- **DIRECTIONS**: Tally the lines in the data that follows that include the word "Tambah", and report nothing but the total.
* START INFORMATION GIVEN *
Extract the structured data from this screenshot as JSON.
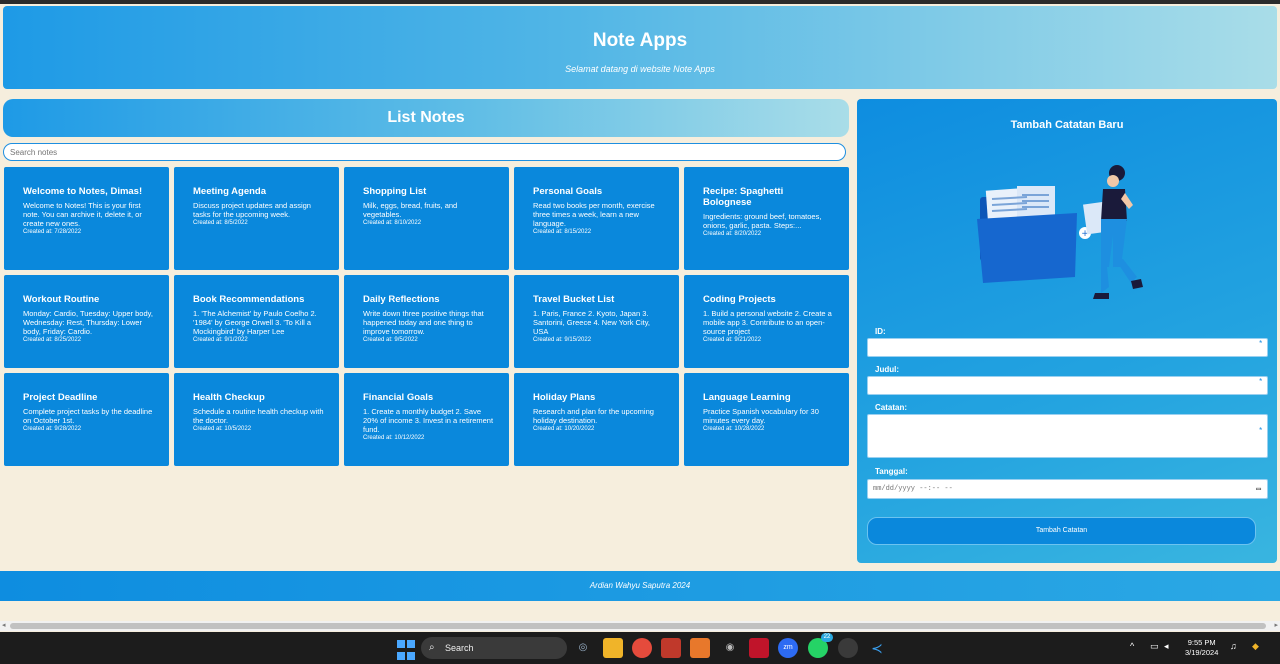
{
  "header": {
    "title": "Note Apps",
    "subtitle": "Selamat datang di website Note Apps"
  },
  "list": {
    "title": "List Notes",
    "search_placeholder": "Search notes",
    "notes": [
      {
        "title": "Welcome to Notes, Dimas!",
        "body": "Welcome to Notes! This is your first note. You can archive it, delete it, or create new ones.",
        "date": "Created at: 7/28/2022"
      },
      {
        "title": "Meeting Agenda",
        "body": "Discuss project updates and assign tasks for the upcoming week.",
        "date": "Created at: 8/5/2022"
      },
      {
        "title": "Shopping List",
        "body": "Milk, eggs, bread, fruits, and vegetables.",
        "date": "Created at: 8/10/2022"
      },
      {
        "title": "Personal Goals",
        "body": "Read two books per month, exercise three times a week, learn a new language.",
        "date": "Created at: 8/15/2022"
      },
      {
        "title": "Recipe: Spaghetti Bolognese",
        "body": "Ingredients: ground beef, tomatoes, onions, garlic, pasta. Steps:...",
        "date": "Created at: 8/20/2022"
      },
      {
        "title": "Workout Routine",
        "body": "Monday: Cardio, Tuesday: Upper body, Wednesday: Rest, Thursday: Lower body, Friday: Cardio.",
        "date": "Created at: 8/25/2022"
      },
      {
        "title": "Book Recommendations",
        "body": "1. 'The Alchemist' by Paulo Coelho 2. '1984' by George Orwell 3. 'To Kill a Mockingbird' by Harper Lee",
        "date": "Created at: 9/1/2022"
      },
      {
        "title": "Daily Reflections",
        "body": "Write down three positive things that happened today and one thing to improve tomorrow.",
        "date": "Created at: 9/5/2022"
      },
      {
        "title": "Travel Bucket List",
        "body": "1. Paris, France 2. Kyoto, Japan 3. Santorini, Greece 4. New York City, USA",
        "date": "Created at: 9/15/2022"
      },
      {
        "title": "Coding Projects",
        "body": "1. Build a personal website 2. Create a mobile app 3. Contribute to an open-source project",
        "date": "Created at: 9/21/2022"
      },
      {
        "title": "Project Deadline",
        "body": "Complete project tasks by the deadline on October 1st.",
        "date": "Created at: 9/28/2022"
      },
      {
        "title": "Health Checkup",
        "body": "Schedule a routine health checkup with the doctor.",
        "date": "Created at: 10/5/2022"
      },
      {
        "title": "Financial Goals",
        "body": "1. Create a monthly budget 2. Save 20% of income 3. Invest in a retirement fund.",
        "date": "Created at: 10/12/2022"
      },
      {
        "title": "Holiday Plans",
        "body": "Research and plan for the upcoming holiday destination.",
        "date": "Created at: 10/20/2022"
      },
      {
        "title": "Language Learning",
        "body": "Practice Spanish vocabulary for 30 minutes every day.",
        "date": "Created at: 10/28/2022"
      }
    ]
  },
  "form": {
    "title": "Tambah Catatan Baru",
    "id_label": "ID:",
    "judul_label": "Judul:",
    "catatan_label": "Catatan:",
    "tanggal_label": "Tanggal:",
    "date_placeholder": "mm/dd/yyyy --:-- --",
    "required_mark": "*",
    "submit_label": "Tambah Catatan"
  },
  "footer": {
    "text": "Ardian Wahyu Saputra 2024"
  },
  "taskbar": {
    "search_label": "Search",
    "time": "9:55 PM",
    "date": "3/19/2024",
    "whatsapp_badge": "22"
  },
  "colors": {
    "primary": "#0a88dc",
    "accent": "#1e9ae6",
    "background": "#f6eedd"
  }
}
* END INFORMATION GIVEN *
- **SOLUTION TO THIS TASK**: 2